- Required work: Pick out each line containing the string "retention" and copy it.

# # # # # # #

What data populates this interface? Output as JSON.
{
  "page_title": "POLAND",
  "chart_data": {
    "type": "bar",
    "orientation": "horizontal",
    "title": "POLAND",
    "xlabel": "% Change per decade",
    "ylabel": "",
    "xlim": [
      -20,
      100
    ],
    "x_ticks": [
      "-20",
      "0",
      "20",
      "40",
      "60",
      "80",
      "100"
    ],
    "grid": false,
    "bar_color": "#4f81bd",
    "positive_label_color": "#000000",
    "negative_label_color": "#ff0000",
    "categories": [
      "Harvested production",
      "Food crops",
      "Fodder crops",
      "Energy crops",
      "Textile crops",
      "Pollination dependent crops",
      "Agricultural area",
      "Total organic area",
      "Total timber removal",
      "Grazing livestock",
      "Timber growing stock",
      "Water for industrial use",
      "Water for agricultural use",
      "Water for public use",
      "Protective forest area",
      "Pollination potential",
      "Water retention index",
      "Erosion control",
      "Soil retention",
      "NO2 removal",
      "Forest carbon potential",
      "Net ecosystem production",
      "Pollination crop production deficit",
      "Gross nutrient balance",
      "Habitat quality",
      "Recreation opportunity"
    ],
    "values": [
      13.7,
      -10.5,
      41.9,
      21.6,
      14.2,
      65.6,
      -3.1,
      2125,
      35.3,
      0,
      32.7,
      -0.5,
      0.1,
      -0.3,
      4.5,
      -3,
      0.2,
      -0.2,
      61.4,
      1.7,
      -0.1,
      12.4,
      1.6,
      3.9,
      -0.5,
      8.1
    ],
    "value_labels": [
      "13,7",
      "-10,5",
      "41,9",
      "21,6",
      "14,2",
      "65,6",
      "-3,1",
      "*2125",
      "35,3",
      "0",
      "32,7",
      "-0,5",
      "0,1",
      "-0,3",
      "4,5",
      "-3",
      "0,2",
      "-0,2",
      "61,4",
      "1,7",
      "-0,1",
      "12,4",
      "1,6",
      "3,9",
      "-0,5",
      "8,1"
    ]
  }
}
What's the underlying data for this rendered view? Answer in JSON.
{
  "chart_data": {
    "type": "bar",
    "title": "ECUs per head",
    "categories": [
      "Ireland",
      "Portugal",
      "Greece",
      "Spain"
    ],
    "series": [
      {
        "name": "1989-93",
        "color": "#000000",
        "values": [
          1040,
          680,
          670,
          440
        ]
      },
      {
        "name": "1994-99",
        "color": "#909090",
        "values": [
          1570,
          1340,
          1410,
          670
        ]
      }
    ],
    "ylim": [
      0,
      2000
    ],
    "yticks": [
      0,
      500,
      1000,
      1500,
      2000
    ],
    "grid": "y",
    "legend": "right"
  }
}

# # # # # # #

- Solution:
      "Water retention index",
      "Soil retention",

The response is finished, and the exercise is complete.